- [Instructions for the task]:
Output the entries word for word. Omit images.

- [Extracted information]:
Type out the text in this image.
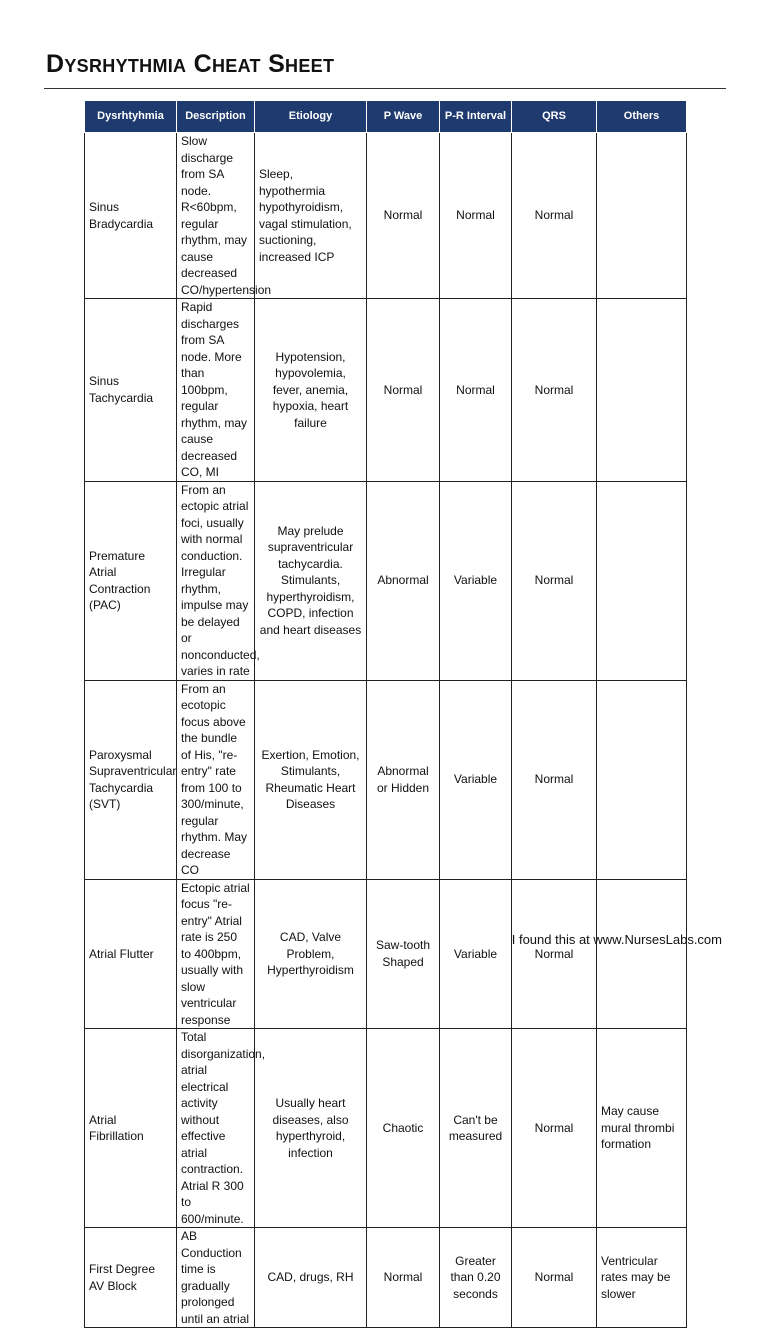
Dysrhythmia Cheat Sheet
Dysrhtyhmia	Description	Etiology	P Wave	P-R Interval	QRS	Others
Sinus Bradycardia	Slow discharge from SA node. R<60bpm, regular rhythm, may cause decreased CO/hypertension	Sleep, hypothermia hypothyroidism, vagal stimulation, suctioning, increased ICP	Normal	Normal	Normal	
Sinus Tachycardia	Rapid discharges from SA node. More than 100bpm, regular rhythm, may cause decreased CO, MI	Hypotension, hypovolemia, fever, anemia, hypoxia, heart failure	Normal	Normal	Normal	
Premature Atrial Contraction (PAC)	From an ectopic atrial foci, usually with normal conduction. Irregular rhythm, impulse may be delayed or nonconducted, varies in rate	May prelude supraventricular tachycardia. Stimulants, hyperthyroidism, COPD, infection and heart diseases	Abnormal	Variable	Normal	
Paroxysmal Supraventricular Tachycardia (SVT)	From an ecotopic focus above the bundle of His, "re-entry" rate from 100 to 300/minute, regular rhythm. May decrease CO	Exertion, Emotion, Stimulants, Rheumatic Heart Diseases	Abnormal or Hidden	Variable	Normal	
Atrial Flutter	Ectopic atrial focus "re-entry" Atrial rate is 250 to 400bpm, usually with slow ventricular response	CAD, Valve Problem, Hyperthyroidism	Saw-tooth Shaped	Variable	Normal	
Atrial Fibrillation	Total disorganization, atrial electrical activity without effective atrial contraction. Atrial R 300 to 600/minute.	Usually heart diseases, also hyperthyroid, infection	Chaotic	Can't be measured	Normal	May cause mural thrombi formation
First Degree AV Block	AB Conduction time is gradually prolonged until an atrial	CAD, drugs, RH	Normal	Greater than 0.20 seconds	Normal	Ventricular rates may be slower
I found this at www.NursesLabs.com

- [Output below]:
Type out the text in this image.
Dysrhythmia Cheat Sheet
Dysrhtyhmia	Description	Etiology	P Wave	P-R Interval	QRS	Others
Sinus Bradycardia	Slow discharge from SA node. R<60bpm, regular rhythm, may cause decreased CO/hypertension	Sleep, hypothermia hypothyroidism, vagal stimulation, suctioning, increased ICP	Normal	Normal	Normal	
Sinus Tachycardia	Rapid discharges from SA node. More than 100bpm, regular rhythm, may cause decreased CO, MI	Hypotension, hypovolemia, fever, anemia, hypoxia, heart failure	Normal	Normal	Normal	
Premature Atrial Contraction (PAC)	From an ectopic atrial foci, usually with normal conduction. Irregular rhythm, impulse may be delayed or nonconducted, varies in rate	May prelude supraventricular tachycardia. Stimulants, hyperthyroidism, COPD, infection and heart diseases	Abnormal	Variable	Normal	
Paroxysmal Supraventricular Tachycardia (SVT)	From an ecotopic focus above the bundle of His, "re-entry" rate from 100 to 300/minute, regular rhythm. May decrease CO	Exertion, Emotion, Stimulants, Rheumatic Heart Diseases	Abnormal or Hidden	Variable	Normal	
Atrial Flutter	Ectopic atrial focus "re-entry" Atrial rate is 250 to 400bpm, usually with slow ventricular response	CAD, Valve Problem, Hyperthyroidism	Saw-tooth Shaped	Variable	Normal	
Atrial Fibrillation	Total disorganization, atrial electrical activity without effective atrial contraction. Atrial R 300 to 600/minute.	Usually heart diseases, also hyperthyroid, infection	Chaotic	Can't be measured	Normal	May cause mural thrombi formation
First Degree AV Block	AB Conduction time is gradually prolonged until an atrial	CAD, drugs, RH	Normal	Greater than 0.20 seconds	Normal	Ventricular rates may be slower
I found this at www.NursesLabs.com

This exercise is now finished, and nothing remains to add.